Task brief> Copy every entry word for word, but skip the pictures.

Given data>
------------------------------------------------------------------------

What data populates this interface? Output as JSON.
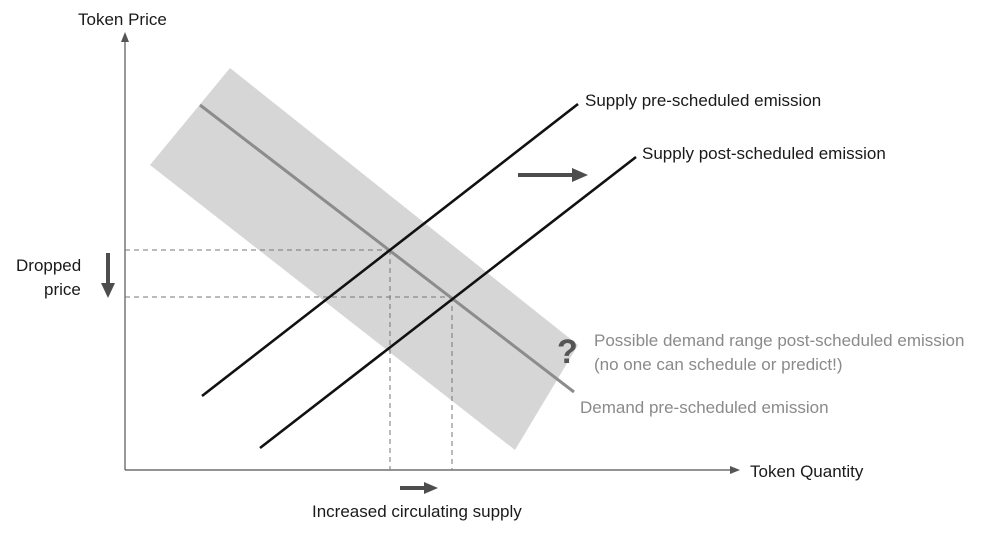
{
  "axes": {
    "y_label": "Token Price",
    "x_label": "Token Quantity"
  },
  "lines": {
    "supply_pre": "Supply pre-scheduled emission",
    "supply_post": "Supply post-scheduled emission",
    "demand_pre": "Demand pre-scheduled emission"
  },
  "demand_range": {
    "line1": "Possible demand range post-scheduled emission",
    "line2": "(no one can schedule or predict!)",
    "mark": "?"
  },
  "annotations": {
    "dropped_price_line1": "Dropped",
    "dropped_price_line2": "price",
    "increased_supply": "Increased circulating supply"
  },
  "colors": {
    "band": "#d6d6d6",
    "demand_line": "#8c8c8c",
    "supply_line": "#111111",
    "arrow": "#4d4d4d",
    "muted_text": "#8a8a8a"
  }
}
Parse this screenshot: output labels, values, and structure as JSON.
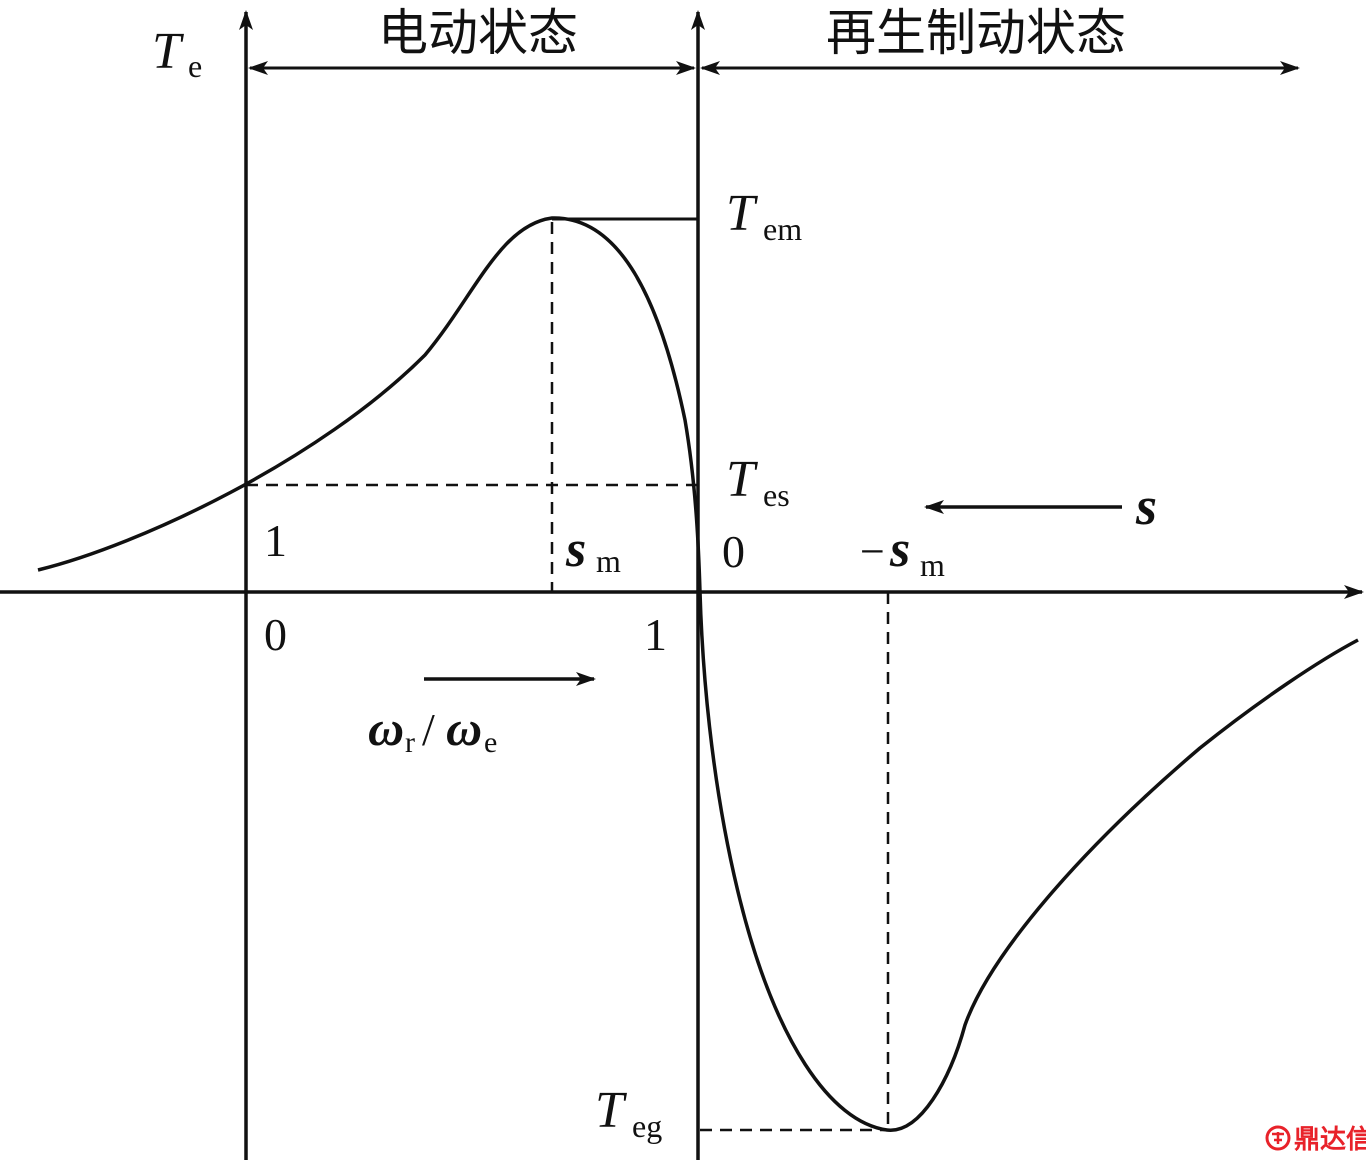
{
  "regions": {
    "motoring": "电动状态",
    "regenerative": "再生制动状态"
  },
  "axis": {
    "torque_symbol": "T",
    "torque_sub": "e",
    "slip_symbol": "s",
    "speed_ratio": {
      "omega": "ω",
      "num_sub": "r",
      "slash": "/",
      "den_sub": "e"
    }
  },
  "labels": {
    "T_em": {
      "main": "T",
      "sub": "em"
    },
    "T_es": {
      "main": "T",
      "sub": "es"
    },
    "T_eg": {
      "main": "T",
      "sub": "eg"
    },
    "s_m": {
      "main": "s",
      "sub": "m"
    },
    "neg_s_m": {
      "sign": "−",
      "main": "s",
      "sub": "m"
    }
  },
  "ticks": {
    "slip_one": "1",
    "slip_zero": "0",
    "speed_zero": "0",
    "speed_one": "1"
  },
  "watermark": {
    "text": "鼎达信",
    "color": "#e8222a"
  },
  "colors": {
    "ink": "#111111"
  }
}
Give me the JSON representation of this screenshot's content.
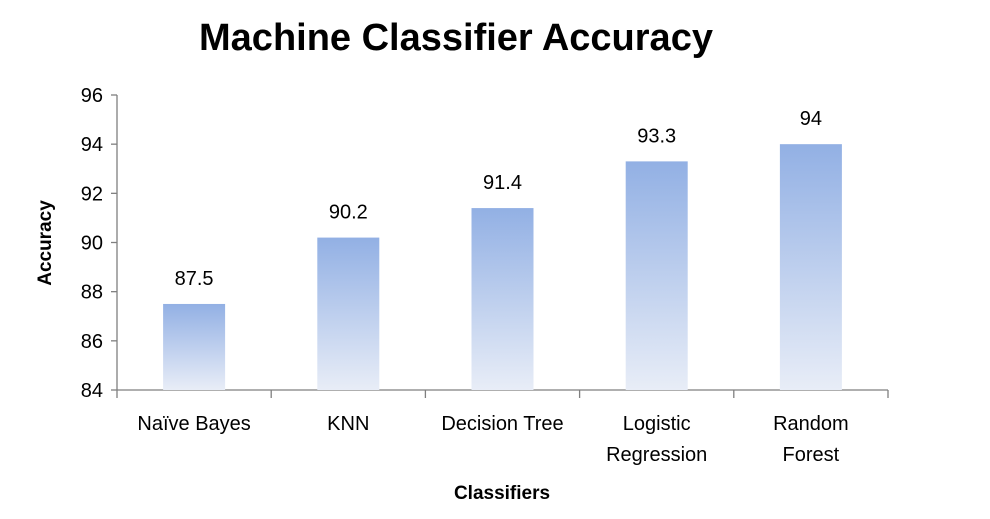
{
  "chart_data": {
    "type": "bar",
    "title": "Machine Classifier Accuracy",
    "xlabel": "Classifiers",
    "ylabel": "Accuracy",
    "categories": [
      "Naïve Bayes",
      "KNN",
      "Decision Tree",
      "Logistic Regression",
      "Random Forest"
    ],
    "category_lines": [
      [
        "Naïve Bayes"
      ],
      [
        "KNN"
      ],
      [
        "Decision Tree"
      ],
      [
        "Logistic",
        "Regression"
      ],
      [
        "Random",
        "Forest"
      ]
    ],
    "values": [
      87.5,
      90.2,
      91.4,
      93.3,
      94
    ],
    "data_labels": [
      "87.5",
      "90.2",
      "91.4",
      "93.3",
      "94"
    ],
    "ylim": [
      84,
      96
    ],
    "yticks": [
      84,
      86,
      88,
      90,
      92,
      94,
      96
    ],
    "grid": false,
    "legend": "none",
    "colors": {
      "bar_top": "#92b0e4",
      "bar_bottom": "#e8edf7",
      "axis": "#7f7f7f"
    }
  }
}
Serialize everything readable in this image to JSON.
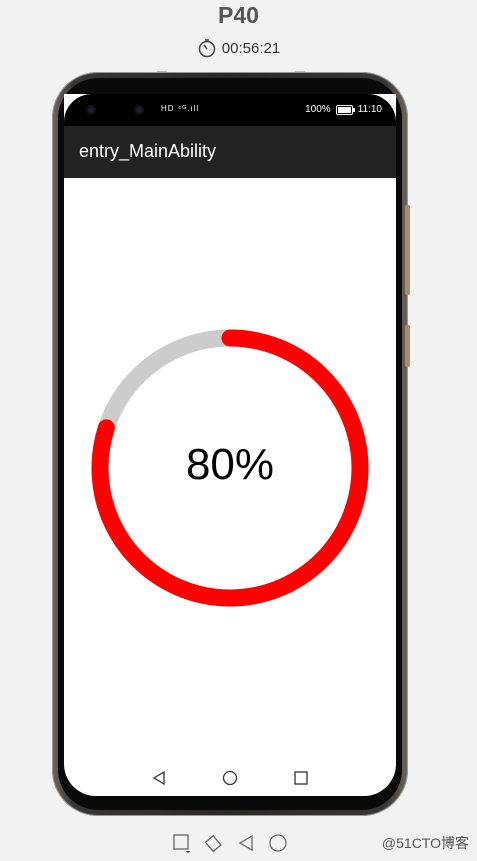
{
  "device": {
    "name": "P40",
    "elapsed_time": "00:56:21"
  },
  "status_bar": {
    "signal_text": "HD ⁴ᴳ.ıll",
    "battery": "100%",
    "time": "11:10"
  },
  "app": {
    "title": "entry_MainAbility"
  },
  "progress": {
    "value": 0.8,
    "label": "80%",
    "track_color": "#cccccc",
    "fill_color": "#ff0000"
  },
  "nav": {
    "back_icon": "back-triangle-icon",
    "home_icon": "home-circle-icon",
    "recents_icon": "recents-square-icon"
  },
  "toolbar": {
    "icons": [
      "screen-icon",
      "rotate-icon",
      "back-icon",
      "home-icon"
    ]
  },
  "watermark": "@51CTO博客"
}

------------------------------------------------------------------------

Output>
What data populates this interface? Output as JSON.
{
  "axes": {
    "y_label": "Token Price",
    "x_label": "Token Quantity"
  },
  "lines": {
    "supply_pre": "Supply pre-scheduled emission",
    "supply_post": "Supply post-scheduled emission",
    "demand_pre": "Demand pre-scheduled emission"
  },
  "demand_range": {
    "line1": "Possible demand range post-scheduled emission",
    "line2": "(no one can schedule or predict!)",
    "mark": "?"
  },
  "annotations": {
    "dropped_price_line1": "Dropped",
    "dropped_price_line2": "price",
    "increased_supply": "Increased circulating supply"
  },
  "colors": {
    "band": "#d6d6d6",
    "demand_line": "#8c8c8c",
    "supply_line": "#111111",
    "arrow": "#4d4d4d",
    "muted_text": "#8a8a8a"
  }
}
Parse this screenshot: output labels, values, and structure as JSON.
{
  "regions": {
    "motoring": "电动状态",
    "regenerative": "再生制动状态"
  },
  "axis": {
    "torque_symbol": "T",
    "torque_sub": "e",
    "slip_symbol": "s",
    "speed_ratio": {
      "omega": "ω",
      "num_sub": "r",
      "slash": "/",
      "den_sub": "e"
    }
  },
  "labels": {
    "T_em": {
      "main": "T",
      "sub": "em"
    },
    "T_es": {
      "main": "T",
      "sub": "es"
    },
    "T_eg": {
      "main": "T",
      "sub": "eg"
    },
    "s_m": {
      "main": "s",
      "sub": "m"
    },
    "neg_s_m": {
      "sign": "−",
      "main": "s",
      "sub": "m"
    }
  },
  "ticks": {
    "slip_one": "1",
    "slip_zero": "0",
    "speed_zero": "0",
    "speed_one": "1"
  },
  "watermark": {
    "text": "鼎达信",
    "color": "#e8222a"
  },
  "colors": {
    "ink": "#111111"
  }
}
Give me the JSON representation of this screenshot's content.
{
  "chart_data": {
    "type": "bar",
    "title": "Machine Classifier Accuracy",
    "xlabel": "Classifiers",
    "ylabel": "Accuracy",
    "categories": [
      "Naïve Bayes",
      "KNN",
      "Decision Tree",
      "Logistic Regression",
      "Random Forest"
    ],
    "category_lines": [
      [
        "Naïve Bayes"
      ],
      [
        "KNN"
      ],
      [
        "Decision Tree"
      ],
      [
        "Logistic",
        "Regression"
      ],
      [
        "Random",
        "Forest"
      ]
    ],
    "values": [
      87.5,
      90.2,
      91.4,
      93.3,
      94
    ],
    "data_labels": [
      "87.5",
      "90.2",
      "91.4",
      "93.3",
      "94"
    ],
    "ylim": [
      84,
      96
    ],
    "yticks": [
      84,
      86,
      88,
      90,
      92,
      94,
      96
    ],
    "grid": false,
    "legend": "none",
    "colors": {
      "bar_top": "#92b0e4",
      "bar_bottom": "#e8edf7",
      "axis": "#7f7f7f"
    }
  }
}
Serialize everything readable in this image to JSON.
{
  "device": {
    "name": "P40",
    "elapsed_time": "00:56:21"
  },
  "status_bar": {
    "signal_text": "HD ⁴ᴳ.ıll",
    "battery": "100%",
    "time": "11:10"
  },
  "app": {
    "title": "entry_MainAbility"
  },
  "progress": {
    "value": 0.8,
    "label": "80%",
    "track_color": "#cccccc",
    "fill_color": "#ff0000"
  },
  "nav": {
    "back_icon": "back-triangle-icon",
    "home_icon": "home-circle-icon",
    "recents_icon": "recents-square-icon"
  },
  "toolbar": {
    "icons": [
      "screen-icon",
      "rotate-icon",
      "back-icon",
      "home-icon"
    ]
  },
  "watermark": "@51CTO博客"
}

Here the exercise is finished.